§ **Task input**:
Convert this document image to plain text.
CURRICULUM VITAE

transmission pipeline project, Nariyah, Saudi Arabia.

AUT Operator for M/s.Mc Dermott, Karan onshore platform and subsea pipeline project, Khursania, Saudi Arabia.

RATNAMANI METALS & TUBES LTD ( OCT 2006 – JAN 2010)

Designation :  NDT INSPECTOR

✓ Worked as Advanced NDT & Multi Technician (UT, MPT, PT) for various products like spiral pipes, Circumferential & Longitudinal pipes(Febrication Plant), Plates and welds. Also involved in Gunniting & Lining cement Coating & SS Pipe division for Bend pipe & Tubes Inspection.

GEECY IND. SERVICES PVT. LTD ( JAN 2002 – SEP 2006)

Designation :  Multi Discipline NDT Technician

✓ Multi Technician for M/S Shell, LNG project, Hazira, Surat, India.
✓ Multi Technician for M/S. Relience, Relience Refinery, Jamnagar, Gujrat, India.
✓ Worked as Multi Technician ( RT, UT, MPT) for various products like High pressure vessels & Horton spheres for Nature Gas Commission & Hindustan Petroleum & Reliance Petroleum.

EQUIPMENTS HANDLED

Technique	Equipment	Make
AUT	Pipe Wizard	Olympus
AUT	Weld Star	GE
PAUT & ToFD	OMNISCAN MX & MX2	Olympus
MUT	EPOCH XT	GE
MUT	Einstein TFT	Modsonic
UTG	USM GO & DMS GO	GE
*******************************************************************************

§ **Direction**: Print all of the entries again, exactly as written.

§ **Answer to this exercise**:
Convert this document image to plain text.
CURRICULUM VITAE

transmission pipeline project, Nariyah, Saudi Arabia.

AUT Operator for M/s.Mc Dermott, Karan onshore platform and subsea pipeline project, Khursania, Saudi Arabia.

RATNAMANI METALS & TUBES LTD ( OCT 2006 – JAN 2010)

Designation :  NDT INSPECTOR

✓ Worked as Advanced NDT & Multi Technician (UT, MPT, PT) for various products like spiral pipes, Circumferential & Longitudinal pipes(Febrication Plant), Plates and welds. Also involved in Gunniting & Lining cement Coating & SS Pipe division for Bend pipe & Tubes Inspection.

GEECY IND. SERVICES PVT. LTD ( JAN 2002 – SEP 2006)

Designation :  Multi Discipline NDT Technician

✓ Multi Technician for M/S Shell, LNG project, Hazira, Surat, India.
✓ Multi Technician for M/S. Relience, Relience Refinery, Jamnagar, Gujrat, India.
✓ Worked as Multi Technician ( RT, UT, MPT) for various products like High pressure vessels & Horton spheres for Nature Gas Commission & Hindustan Petroleum & Reliance Petroleum.

EQUIPMENTS HANDLED

Technique	Equipment	Make
AUT	Pipe Wizard	Olympus
AUT	Weld Star	GE
PAUT & ToFD	OMNISCAN MX & MX2	Olympus
MUT	EPOCH XT	GE
MUT	Einstein TFT	Modsonic
UTG	USM GO & DMS GO	GE
*******************************************************************************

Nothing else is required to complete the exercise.